**WHAT YOU SHOULD DO**
Copy out each line of the material below with no changes.

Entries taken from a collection
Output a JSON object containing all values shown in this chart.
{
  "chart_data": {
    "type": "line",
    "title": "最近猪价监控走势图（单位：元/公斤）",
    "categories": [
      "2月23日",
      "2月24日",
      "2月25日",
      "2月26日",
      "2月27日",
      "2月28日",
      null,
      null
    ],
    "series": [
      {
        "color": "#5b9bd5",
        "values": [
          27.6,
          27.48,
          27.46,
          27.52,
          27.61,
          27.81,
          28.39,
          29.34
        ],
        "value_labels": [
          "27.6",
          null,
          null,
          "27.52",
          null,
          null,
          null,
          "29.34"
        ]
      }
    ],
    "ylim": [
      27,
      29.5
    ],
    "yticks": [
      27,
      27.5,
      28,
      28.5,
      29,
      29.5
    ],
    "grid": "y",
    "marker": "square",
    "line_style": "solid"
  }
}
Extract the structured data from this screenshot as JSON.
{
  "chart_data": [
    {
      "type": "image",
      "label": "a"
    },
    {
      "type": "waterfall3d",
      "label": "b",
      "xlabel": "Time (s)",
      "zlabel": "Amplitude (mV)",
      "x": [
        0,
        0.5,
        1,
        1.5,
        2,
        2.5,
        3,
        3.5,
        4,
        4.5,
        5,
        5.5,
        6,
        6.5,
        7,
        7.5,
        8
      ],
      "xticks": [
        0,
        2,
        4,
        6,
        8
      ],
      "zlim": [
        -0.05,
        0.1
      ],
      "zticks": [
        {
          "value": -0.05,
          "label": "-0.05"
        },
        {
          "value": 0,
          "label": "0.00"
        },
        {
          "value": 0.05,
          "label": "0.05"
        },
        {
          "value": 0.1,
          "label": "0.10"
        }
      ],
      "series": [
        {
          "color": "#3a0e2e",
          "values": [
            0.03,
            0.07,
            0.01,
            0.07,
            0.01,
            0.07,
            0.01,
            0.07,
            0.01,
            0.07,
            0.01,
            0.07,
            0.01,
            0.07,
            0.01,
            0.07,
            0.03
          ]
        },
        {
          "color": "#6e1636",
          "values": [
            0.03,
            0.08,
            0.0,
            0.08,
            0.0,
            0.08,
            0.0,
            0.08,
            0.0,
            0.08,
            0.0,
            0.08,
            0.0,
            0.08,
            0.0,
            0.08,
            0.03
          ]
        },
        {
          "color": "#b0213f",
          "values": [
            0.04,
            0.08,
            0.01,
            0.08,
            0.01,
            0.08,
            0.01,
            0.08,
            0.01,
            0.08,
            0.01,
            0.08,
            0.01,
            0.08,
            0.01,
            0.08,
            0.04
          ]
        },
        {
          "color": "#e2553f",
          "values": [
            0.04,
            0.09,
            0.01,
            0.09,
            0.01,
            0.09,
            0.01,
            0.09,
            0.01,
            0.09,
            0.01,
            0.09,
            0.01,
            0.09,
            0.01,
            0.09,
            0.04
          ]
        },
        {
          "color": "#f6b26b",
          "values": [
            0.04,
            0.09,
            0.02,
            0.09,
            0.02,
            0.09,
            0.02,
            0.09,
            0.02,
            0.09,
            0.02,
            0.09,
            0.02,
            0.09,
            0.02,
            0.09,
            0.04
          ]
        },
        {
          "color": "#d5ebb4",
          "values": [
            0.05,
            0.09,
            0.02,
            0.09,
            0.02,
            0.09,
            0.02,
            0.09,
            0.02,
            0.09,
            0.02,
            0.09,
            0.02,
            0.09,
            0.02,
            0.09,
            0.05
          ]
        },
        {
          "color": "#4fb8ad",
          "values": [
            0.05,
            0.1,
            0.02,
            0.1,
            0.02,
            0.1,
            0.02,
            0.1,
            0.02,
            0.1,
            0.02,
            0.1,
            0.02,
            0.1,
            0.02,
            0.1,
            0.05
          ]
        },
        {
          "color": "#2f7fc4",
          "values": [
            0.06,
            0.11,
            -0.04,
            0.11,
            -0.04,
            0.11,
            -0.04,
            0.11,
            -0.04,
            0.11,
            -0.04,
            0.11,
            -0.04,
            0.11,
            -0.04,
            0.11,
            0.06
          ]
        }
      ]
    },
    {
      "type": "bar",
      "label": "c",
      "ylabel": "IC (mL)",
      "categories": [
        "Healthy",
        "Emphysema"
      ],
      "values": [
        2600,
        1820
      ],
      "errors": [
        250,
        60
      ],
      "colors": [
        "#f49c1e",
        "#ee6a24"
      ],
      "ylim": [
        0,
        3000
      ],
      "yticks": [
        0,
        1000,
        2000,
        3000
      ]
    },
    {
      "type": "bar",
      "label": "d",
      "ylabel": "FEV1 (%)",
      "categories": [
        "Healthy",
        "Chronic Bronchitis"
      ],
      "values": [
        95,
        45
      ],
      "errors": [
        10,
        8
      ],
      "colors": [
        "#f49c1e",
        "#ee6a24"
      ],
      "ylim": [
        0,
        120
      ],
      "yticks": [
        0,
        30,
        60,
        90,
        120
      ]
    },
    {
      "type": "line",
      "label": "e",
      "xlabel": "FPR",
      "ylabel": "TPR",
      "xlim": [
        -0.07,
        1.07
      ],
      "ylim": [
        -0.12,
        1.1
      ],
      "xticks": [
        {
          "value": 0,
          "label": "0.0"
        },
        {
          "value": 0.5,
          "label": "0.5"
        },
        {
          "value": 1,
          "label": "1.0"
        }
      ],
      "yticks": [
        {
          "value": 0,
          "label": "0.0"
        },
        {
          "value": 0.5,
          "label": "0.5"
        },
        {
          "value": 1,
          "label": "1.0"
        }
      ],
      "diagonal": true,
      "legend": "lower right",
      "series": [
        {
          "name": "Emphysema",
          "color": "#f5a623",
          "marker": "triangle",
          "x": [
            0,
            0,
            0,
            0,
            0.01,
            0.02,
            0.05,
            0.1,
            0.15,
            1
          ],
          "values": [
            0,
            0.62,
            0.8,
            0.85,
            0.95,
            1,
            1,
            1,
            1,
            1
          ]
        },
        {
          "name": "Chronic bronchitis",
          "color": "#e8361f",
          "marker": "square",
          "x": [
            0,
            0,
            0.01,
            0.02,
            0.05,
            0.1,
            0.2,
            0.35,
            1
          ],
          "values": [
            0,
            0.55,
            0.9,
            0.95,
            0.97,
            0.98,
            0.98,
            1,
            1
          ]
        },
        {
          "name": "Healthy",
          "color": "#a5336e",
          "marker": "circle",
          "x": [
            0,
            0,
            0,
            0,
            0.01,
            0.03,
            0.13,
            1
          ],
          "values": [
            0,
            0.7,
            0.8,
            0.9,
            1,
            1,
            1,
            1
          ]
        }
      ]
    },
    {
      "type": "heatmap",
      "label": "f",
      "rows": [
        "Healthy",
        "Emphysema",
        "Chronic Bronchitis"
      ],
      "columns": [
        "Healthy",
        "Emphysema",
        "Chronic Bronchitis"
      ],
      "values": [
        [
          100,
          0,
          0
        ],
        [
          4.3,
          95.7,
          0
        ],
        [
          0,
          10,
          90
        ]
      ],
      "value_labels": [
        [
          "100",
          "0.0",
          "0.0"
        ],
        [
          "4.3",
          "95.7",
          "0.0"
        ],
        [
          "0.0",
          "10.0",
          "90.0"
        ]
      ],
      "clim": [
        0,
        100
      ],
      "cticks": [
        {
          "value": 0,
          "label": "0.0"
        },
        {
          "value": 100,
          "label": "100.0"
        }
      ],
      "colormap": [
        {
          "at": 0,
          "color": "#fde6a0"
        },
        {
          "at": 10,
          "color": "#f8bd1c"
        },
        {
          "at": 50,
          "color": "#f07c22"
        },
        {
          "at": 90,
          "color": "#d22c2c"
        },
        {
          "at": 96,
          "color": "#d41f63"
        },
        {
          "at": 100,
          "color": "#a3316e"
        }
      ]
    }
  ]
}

**PROBLEM SOLUTION**
Output a JSON object containing all values shown in this chart.
{
  "chart_data": {
    "type": "line",
    "title": "最近猪价监控走势图（单位：元/公斤）",
    "categories": [
      "2月23日",
      "2月24日",
      "2月25日",
      "2月26日",
      "2月27日",
      "2月28日",
      null,
      null
    ],
    "series": [
      {
        "color": "#5b9bd5",
        "values": [
          27.6,
          27.48,
          27.46,
          27.52,
          27.61,
          27.81,
          28.39,
          29.34
        ],
        "value_labels": [
          "27.6",
          null,
          null,
          "27.52",
          null,
          null,
          null,
          "29.34"
        ]
      }
    ],
    "ylim": [
      27,
      29.5
    ],
    "yticks": [
      27,
      27.5,
      28,
      28.5,
      29,
      29.5
    ],
    "grid": "y",
    "marker": "square",
    "line_style": "solid"
  }
}
Extract the structured data from this screenshot as JSON.
{
  "chart_data": [
    {
      "type": "image",
      "label": "a"
    },
    {
      "type": "waterfall3d",
      "label": "b",
      "xlabel": "Time (s)",
      "zlabel": "Amplitude (mV)",
      "x": [
        0,
        0.5,
        1,
        1.5,
        2,
        2.5,
        3,
        3.5,
        4,
        4.5,
        5,
        5.5,
        6,
        6.5,
        7,
        7.5,
        8
      ],
      "xticks": [
        0,
        2,
        4,
        6,
        8
      ],
      "zlim": [
        -0.05,
        0.1
      ],
      "zticks": [
        {
          "value": -0.05,
          "label": "-0.05"
        },
        {
          "value": 0,
          "label": "0.00"
        },
        {
          "value": 0.05,
          "label": "0.05"
        },
        {
          "value": 0.1,
          "label": "0.10"
        }
      ],
      "series": [
        {
          "color": "#3a0e2e",
          "values": [
            0.03,
            0.07,
            0.01,
            0.07,
            0.01,
            0.07,
            0.01,
            0.07,
            0.01,
            0.07,
            0.01,
            0.07,
            0.01,
            0.07,
            0.01,
            0.07,
            0.03
          ]
        },
        {
          "color": "#6e1636",
          "values": [
            0.03,
            0.08,
            0.0,
            0.08,
            0.0,
            0.08,
            0.0,
            0.08,
            0.0,
            0.08,
            0.0,
            0.08,
            0.0,
            0.08,
            0.0,
            0.08,
            0.03
          ]
        },
        {
          "color": "#b0213f",
          "values": [
            0.04,
            0.08,
            0.01,
            0.08,
            0.01,
            0.08,
            0.01,
            0.08,
            0.01,
            0.08,
            0.01,
            0.08,
            0.01,
            0.08,
            0.01,
            0.08,
            0.04
          ]
        },
        {
          "color": "#e2553f",
          "values": [
            0.04,
            0.09,
            0.01,
            0.09,
            0.01,
            0.09,
            0.01,
            0.09,
            0.01,
            0.09,
            0.01,
            0.09,
            0.01,
            0.09,
            0.01,
            0.09,
            0.04
          ]
        },
        {
          "color": "#f6b26b",
          "values": [
            0.04,
            0.09,
            0.02,
            0.09,
            0.02,
            0.09,
            0.02,
            0.09,
            0.02,
            0.09,
            0.02,
            0.09,
            0.02,
            0.09,
            0.02,
            0.09,
            0.04
          ]
        },
        {
          "color": "#d5ebb4",
          "values": [
            0.05,
            0.09,
            0.02,
            0.09,
            0.02,
            0.09,
            0.02,
            0.09,
            0.02,
            0.09,
            0.02,
            0.09,
            0.02,
            0.09,
            0.02,
            0.09,
            0.05
          ]
        },
        {
          "color": "#4fb8ad",
          "values": [
            0.05,
            0.1,
            0.02,
            0.1,
            0.02,
            0.1,
            0.02,
            0.1,
            0.02,
            0.1,
            0.02,
            0.1,
            0.02,
            0.1,
            0.02,
            0.1,
            0.05
          ]
        },
        {
          "color": "#2f7fc4",
          "values": [
            0.06,
            0.11,
            -0.04,
            0.11,
            -0.04,
            0.11,
            -0.04,
            0.11,
            -0.04,
            0.11,
            -0.04,
            0.11,
            -0.04,
            0.11,
            -0.04,
            0.11,
            0.06
          ]
        }
      ]
    },
    {
      "type": "bar",
      "label": "c",
      "ylabel": "IC (mL)",
      "categories": [
        "Healthy",
        "Emphysema"
      ],
      "values": [
        2600,
        1820
      ],
      "errors": [
        250,
        60
      ],
      "colors": [
        "#f49c1e",
        "#ee6a24"
      ],
      "ylim": [
        0,
        3000
      ],
      "yticks": [
        0,
        1000,
        2000,
        3000
      ]
    },
    {
      "type": "bar",
      "label": "d",
      "ylabel": "FEV1 (%)",
      "categories": [
        "Healthy",
        "Chronic Bronchitis"
      ],
      "values": [
        95,
        45
      ],
      "errors": [
        10,
        8
      ],
      "colors": [
        "#f49c1e",
        "#ee6a24"
      ],
      "ylim": [
        0,
        120
      ],
      "yticks": [
        0,
        30,
        60,
        90,
        120
      ]
    },
    {
      "type": "line",
      "label": "e",
      "xlabel": "FPR",
      "ylabel": "TPR",
      "xlim": [
        -0.07,
        1.07
      ],
      "ylim": [
        -0.12,
        1.1
      ],
      "xticks": [
        {
          "value": 0,
          "label": "0.0"
        },
        {
          "value": 0.5,
          "label": "0.5"
        },
        {
          "value": 1,
          "label": "1.0"
        }
      ],
      "yticks": [
        {
          "value": 0,
          "label": "0.0"
        },
        {
          "value": 0.5,
          "label": "0.5"
        },
        {
          "value": 1,
          "label": "1.0"
        }
      ],
      "diagonal": true,
      "legend": "lower right",
      "series": [
        {
          "name": "Emphysema",
          "color": "#f5a623",
          "marker": "triangle",
          "x": [
            0,
            0,
            0,
            0,
            0.01,
            0.02,
            0.05,
            0.1,
            0.15,
            1
          ],
          "values": [
            0,
            0.62,
            0.8,
            0.85,
            0.95,
            1,
            1,
            1,
            1,
            1
          ]
        },
        {
          "name": "Chronic bronchitis",
          "color": "#e8361f",
          "marker": "square",
          "x": [
            0,
            0,
            0.01,
            0.02,
            0.05,
            0.1,
            0.2,
            0.35,
            1
          ],
          "values": [
            0,
            0.55,
            0.9,
            0.95,
            0.97,
            0.98,
            0.98,
            1,
            1
          ]
        },
        {
          "name": "Healthy",
          "color": "#a5336e",
          "marker": "circle",
          "x": [
            0,
            0,
            0,
            0,
            0.01,
            0.03,
            0.13,
            1
          ],
          "values": [
            0,
            0.7,
            0.8,
            0.9,
            1,
            1,
            1,
            1
          ]
        }
      ]
    },
    {
      "type": "heatmap",
      "label": "f",
      "rows": [
        "Healthy",
        "Emphysema",
        "Chronic Bronchitis"
      ],
      "columns": [
        "Healthy",
        "Emphysema",
        "Chronic Bronchitis"
      ],
      "values": [
        [
          100,
          0,
          0
        ],
        [
          4.3,
          95.7,
          0
        ],
        [
          0,
          10,
          90
        ]
      ],
      "value_labels": [
        [
          "100",
          "0.0",
          "0.0"
        ],
        [
          "4.3",
          "95.7",
          "0.0"
        ],
        [
          "0.0",
          "10.0",
          "90.0"
        ]
      ],
      "clim": [
        0,
        100
      ],
      "cticks": [
        {
          "value": 0,
          "label": "0.0"
        },
        {
          "value": 100,
          "label": "100.0"
        }
      ],
      "colormap": [
        {
          "at": 0,
          "color": "#fde6a0"
        },
        {
          "at": 10,
          "color": "#f8bd1c"
        },
        {
          "at": 50,
          "color": "#f07c22"
        },
        {
          "at": 90,
          "color": "#d22c2c"
        },
        {
          "at": 96,
          "color": "#d41f63"
        },
        {
          "at": 100,
          "color": "#a3316e"
        }
      ]
    }
  ]
}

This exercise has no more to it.